### Exercise brief
Please transcribe the records precisely; pictures stay out of your copy.

### Listing
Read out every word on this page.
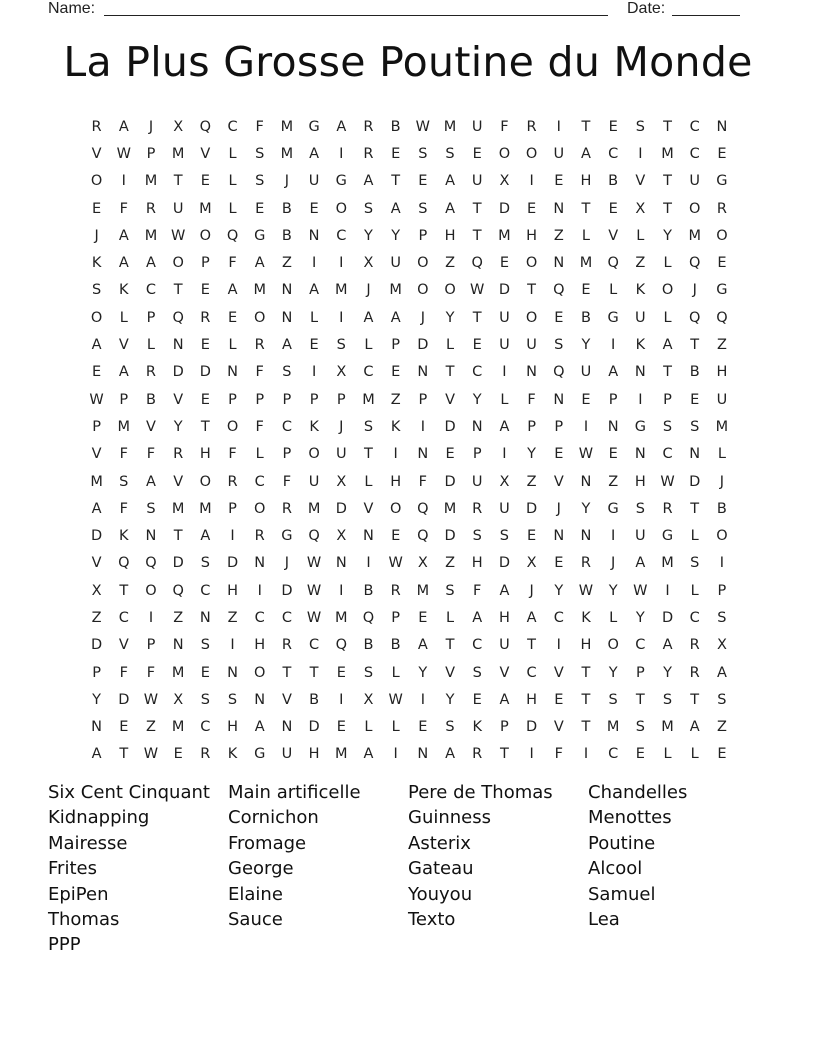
Name:	Date:
La Plus Grosse Poutine du Monde
R	A	J	X	Q	C	F	M	G	A	R	B	W M	U	F	R	I	T	E	S	T	C	N
V	W	P	M	V	L	S	M	A	I	R	E	S	S	E	O	O	U	A	C	I	M	C	E
O	I	M	T	E	L	S	J	U	G	A	T	E	A	U	X	I	E	H	B	V	T	U	G
E	F	R	U	M	L	E	B	E	O	S	A	S	A	T	D	E	N	T	E	X	T	O	R
J	A	M W O	Q	G	B	N	C	Y	Y	P	H	T	M	H	Z	L	V	L	Y	M	O
K	A	A	O	P	F	A	Z	I	I	X	U	O	Z	Q	E	O	N	M	Q	Z	L	Q	E
S	K	C	T	E	A	M	N	A	M	J	M	O	O W D	T	Q	E	L	K	O	J	G
O	L	P	Q	R	E	O	N	L	I	A	A	J	Y	T	U	O	E	B	G	U	L	Q	Q
A	V	L	N	E	L	R	A	E	S	L	P	D	L	E	U	U	S	Y	I	K	A	T	Z
E	A	R	D	D	N	F	S	I	X	C	E	N	T	C	I	N	Q	U	A	N	T	B	H
W	P	B	V	E	P	P	P	P	P	M	Z	P	V	Y	L	F	N	E	P	I	P	E	U
P	M	V	Y	T	O	F	C	K	J	S	K	I	D	N	A	P	P	I	N	G	S	S	M
V	F	F	R	H	F	L	P	O	U	T	I	N	E	P	I	Y	E	W	E	N	C	N	L
M	S	A	V	O	R	C	F	U	X	L	H	F	D	U	X	Z	V	N	Z	H	W D	J
A	F	S	M	M	P	O	R	M	D	V	O	Q	M	R	U	D	J	Y	G	S	R	T	B
D	K	N	T	A	I	R	G	Q	X	N	E	Q	D	S	S	E	N	N	I	U	G	L	O
V	Q	Q	D	S	D	N	J	W	N	I	W	X	Z	H	D	X	E	R	J	A	M	S	I
X	T	O	Q	C	H	I	D W	I	B	R	M	S	F	A	J	Y	W	Y	W	I	L	P
Z	C	I	Z	N	Z	C	C	W M	Q	P	E	L	A	H	A	C	K	L	Y	D	C	S
D	V	P	N	S	I	H	R	C	Q	B	B	A	T	C	U	T	I	H	O	C	A	R	X
P	F	F	M	E	N	O	T	T	E	S	L	Y	V	S	V	C	V	T	Y	P	Y	R	A
Y	D W	X	S	S	N	V	B	I	X	W	I	Y	E	A	H	E	T	S	T	S	T	S
N	E	Z	M	C	H	A	N	D	E	L	L	E	S	K	P	D	V	T	M	S	M	A	Z
A	T	W	E	R	K	G	U	H	M	A	I	N	A	R	T	I	F	I	C	E	L	L	E
Six Cent Cinquant	Main artificelle	Pere de Thomas	Chandelles
Kidnapping	Cornichon	Guinness	Menottes
Mairesse	Fromage	Asterix	Poutine
Frites	George	Gateau	Alcool
EpiPen	Elaine	Youyou	Samuel
Thomas	Sauce	Texto	Lea
PPP
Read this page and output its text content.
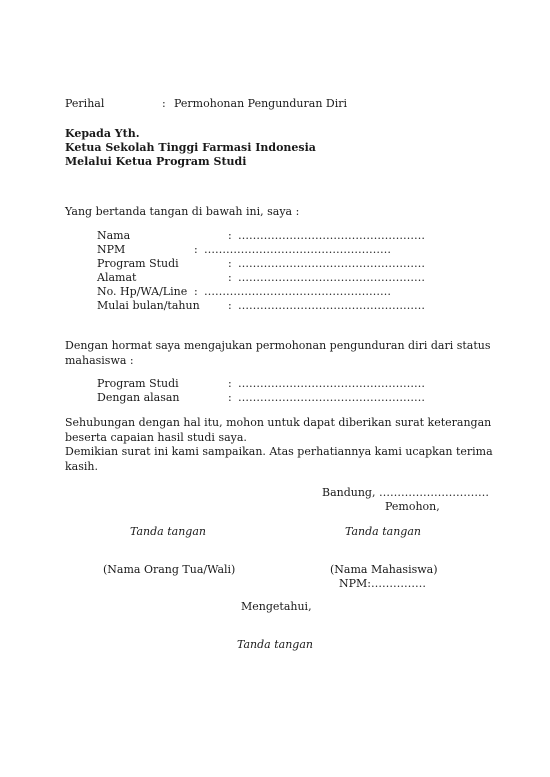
Perihal	: Permohonan Pengunduran Diri
Kepada Yth.
Ketua Sekolah Tinggi Farmasi Indonesia
Melalui Ketua Program Studi
Yang bertanda tangan di bawah ini, saya :
Nama	: ……………………………………………
NPM	: ……………………………………………
Program Studi	: ……………………………………………
Alamat	: ……………………………………………
No. Hp/WA/Line : ……………………………………………
Mulai bulan/tahun	: ……………………………………………
Dengan hormat saya mengajukan permohonan pengunduran diri dari status mahasiswa :
Program Studi	: ……………………………………………
Dengan alasan	: ……………………………………………
Sehubungan dengan hal itu, mohon untuk dapat diberikan surat keterangan beserta capaian hasil studi saya.
Demikian surat ini kami sampaikan. Atas perhatiannya kami ucapkan terima kasih.
Bandung, …………………………
Pemohon,
Tanda tangan	Tanda tangan
(Nama Orang Tua/Wali)	(Nama Mahasiswa)
NPM:……………
Mengetahui,
Tanda tangan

### Response to the exercise
Read out every word on this page.
Name:	Date:
La Plus Grosse Poutine du Monde
R	A	J	X	Q	C	F	M	G	A	R	B	W M	U	F	R	I	T	E	S	T	C	N
V	W	P	M	V	L	S	M	A	I	R	E	S	S	E	O	O	U	A	C	I	M	C	E
O	I	M	T	E	L	S	J	U	G	A	T	E	A	U	X	I	E	H	B	V	T	U	G
E	F	R	U	M	L	E	B	E	O	S	A	S	A	T	D	E	N	T	E	X	T	O	R
J	A	M W O	Q	G	B	N	C	Y	Y	P	H	T	M	H	Z	L	V	L	Y	M	O
K	A	A	O	P	F	A	Z	I	I	X	U	O	Z	Q	E	O	N	M	Q	Z	L	Q	E
S	K	C	T	E	A	M	N	A	M	J	M	O	O W D	T	Q	E	L	K	O	J	G
O	L	P	Q	R	E	O	N	L	I	A	A	J	Y	T	U	O	E	B	G	U	L	Q	Q
A	V	L	N	E	L	R	A	E	S	L	P	D	L	E	U	U	S	Y	I	K	A	T	Z
E	A	R	D	D	N	F	S	I	X	C	E	N	T	C	I	N	Q	U	A	N	T	B	H
W	P	B	V	E	P	P	P	P	P	M	Z	P	V	Y	L	F	N	E	P	I	P	E	U
P	M	V	Y	T	O	F	C	K	J	S	K	I	D	N	A	P	P	I	N	G	S	S	M
V	F	F	R	H	F	L	P	O	U	T	I	N	E	P	I	Y	E	W	E	N	C	N	L
M	S	A	V	O	R	C	F	U	X	L	H	F	D	U	X	Z	V	N	Z	H	W D	J
A	F	S	M	M	P	O	R	M	D	V	O	Q	M	R	U	D	J	Y	G	S	R	T	B
D	K	N	T	A	I	R	G	Q	X	N	E	Q	D	S	S	E	N	N	I	U	G	L	O
V	Q	Q	D	S	D	N	J	W	N	I	W	X	Z	H	D	X	E	R	J	A	M	S	I
X	T	O	Q	C	H	I	D W	I	B	R	M	S	F	A	J	Y	W	Y	W	I	L	P
Z	C	I	Z	N	Z	C	C	W M	Q	P	E	L	A	H	A	C	K	L	Y	D	C	S
D	V	P	N	S	I	H	R	C	Q	B	B	A	T	C	U	T	I	H	O	C	A	R	X
P	F	F	M	E	N	O	T	T	E	S	L	Y	V	S	V	C	V	T	Y	P	Y	R	A
Y	D W	X	S	S	N	V	B	I	X	W	I	Y	E	A	H	E	T	S	T	S	T	S
N	E	Z	M	C	H	A	N	D	E	L	L	E	S	K	P	D	V	T	M	S	M	A	Z
A	T	W	E	R	K	G	U	H	M	A	I	N	A	R	T	I	F	I	C	E	L	L	E
Six Cent Cinquant	Main artificelle	Pere de Thomas	Chandelles
Kidnapping	Cornichon	Guinness	Menottes
Mairesse	Fromage	Asterix	Poutine
Frites	George	Gateau	Alcool
EpiPen	Elaine	Youyou	Samuel
Thomas	Sauce	Texto	Lea
PPP
Read this page and output its text content.
Perihal	: Permohonan Pengunduran Diri
Kepada Yth.
Ketua Sekolah Tinggi Farmasi Indonesia
Melalui Ketua Program Studi
Yang bertanda tangan di bawah ini, saya :
Nama	: ……………………………………………
NPM	: ……………………………………………
Program Studi	: ……………………………………………
Alamat	: ……………………………………………
No. Hp/WA/Line : ……………………………………………
Mulai bulan/tahun	: ……………………………………………
Dengan hormat saya mengajukan permohonan pengunduran diri dari status mahasiswa :
Program Studi	: ……………………………………………
Dengan alasan	: ……………………………………………
Sehubungan dengan hal itu, mohon untuk dapat diberikan surat keterangan beserta capaian hasil studi saya.
Demikian surat ini kami sampaikan. Atas perhatiannya kami ucapkan terima kasih.
Bandung, …………………………
Pemohon,
Tanda tangan	Tanda tangan
(Nama Orang Tua/Wali)	(Nama Mahasiswa)
NPM:……………
Mengetahui,
Tanda tangan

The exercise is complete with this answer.